INSTRUCTIONS TO FOLLOW:
Identify all lines in the data containing the string "hace". Copy them out.

LISTED ENTRIES:
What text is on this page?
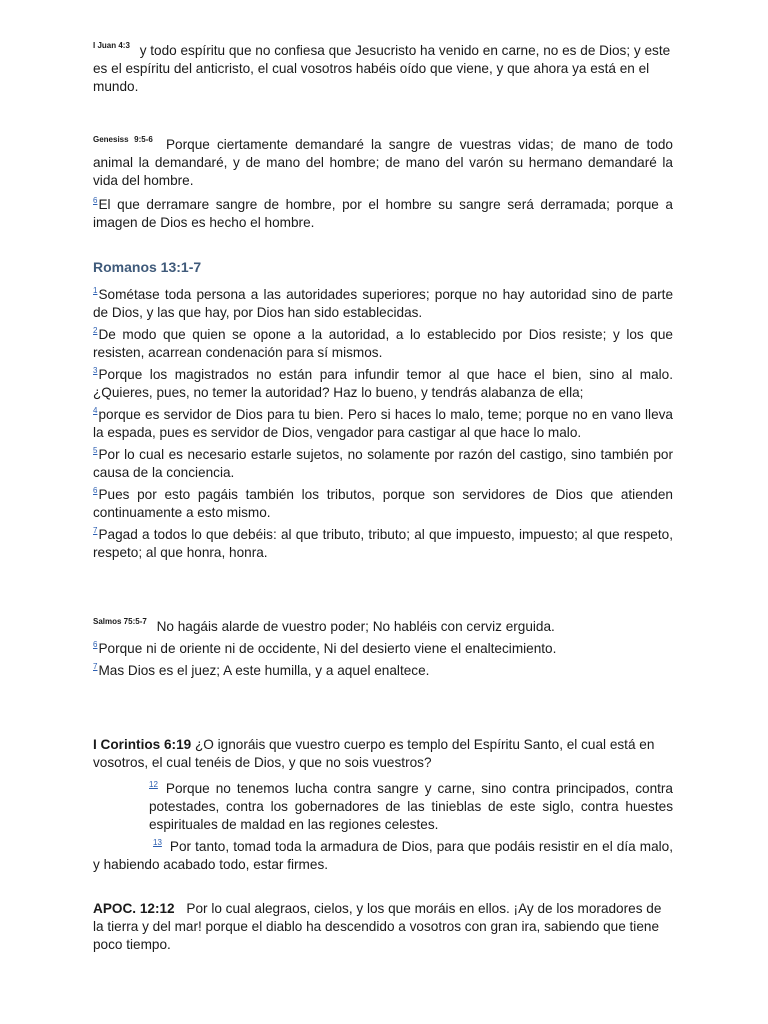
$^{I Juan 4:3}$ y todo espíritu que no confiesa que Jesucristo ha venido en carne, no es de Dios; y este es el espíritu del anticristo, el cual vosotros habéis oído que viene, y que ahora ya está en el mundo.

$^{Genesiss 9:5-6}$ Porque ciertamente demandaré la sangre de vuestras vidas; de mano de todo animal la demandaré, y de mano del hombre; de mano del varón su hermano demandaré la vida del hombre.

$^6$El que derramare sangre de hombre, por el hombre su sangre será derramada; porque a imagen de Dios es hecho el hombre.

Romanos 13:1-7

$^1$Sométase toda persona a las autoridades superiores; porque no hay autoridad sino de parte de Dios, y las que hay, por Dios han sido establecidas.

$^2$De modo que quien se opone a la autoridad, a lo establecido por Dios resiste; y los que resisten, acarrean condenación para sí mismos.

$^3$Porque los magistrados no están para infundir temor al que hace el bien, sino al malo. ¿Quieres, pues, no temer la autoridad? Haz lo bueno, y tendrás alabanza de ella;

$^4$porque es servidor de Dios para tu bien. Pero si haces lo malo, teme; porque no en vano lleva la espada, pues es servidor de Dios, vengador para castigar al que hace lo malo.

$^5$Por lo cual es necesario estarle sujetos, no solamente por razón del castigo, sino también por causa de la conciencia.

$^6$Pues por esto pagáis también los tributos, porque son servidores de Dios que atienden continuamente a esto mismo.

$^7$Pagad a todos lo que debéis: al que tributo, tributo; al que impuesto, impuesto; al que respeto, respeto; al que honra, honra.

$^{Salmos 75:5-7}$ No hagáis alarde de vuestro poder; No habléis con cerviz erguida.

$^6$Porque ni de oriente ni de occidente, Ni del desierto viene el enaltecimiento.

$^7$Mas Dios es el juez; A este humilla, y a aquel enaltece.

I Corintios 6:19 ¿O ignoráis que vuestro cuerpo es templo del Espíritu Santo, el cual está en vosotros, el cual tenéis de Dios, y que no sois vuestros?

$^{12}$ Porque no tenemos lucha contra sangre y carne, sino contra principados, contra potestades, contra los gobernadores de las tinieblas de este siglo, contra huestes espirituales de maldad en las regiones celestes.

$^{13}$ Por tanto, tomad toda la armadura de Dios, para que podáis resistir en el día malo, y habiendo acabado todo, estar firmes.

APOC. 12:12 Por lo cual alegraos, cielos, y los que moráis en ellos. ¡Ay de los moradores de la tierra y del mar! porque el diablo ha descendido a vosotros con gran ira, sabiendo que tiene poco tiempo.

SOLUTION FOR THIS PROBLEM:
$^3$Porque los magistrados no están para infundir temor al que hace el bien, sino al malo. ¿Quieres, pues, no temer la autoridad? Haz lo bueno, y tendrás alabanza de ella;
$^4$porque es servidor de Dios para tu bien. Pero si haces lo malo, teme; porque no en vano lleva la espada, pues es servidor de Dios, vengador para castigar al que hace lo malo.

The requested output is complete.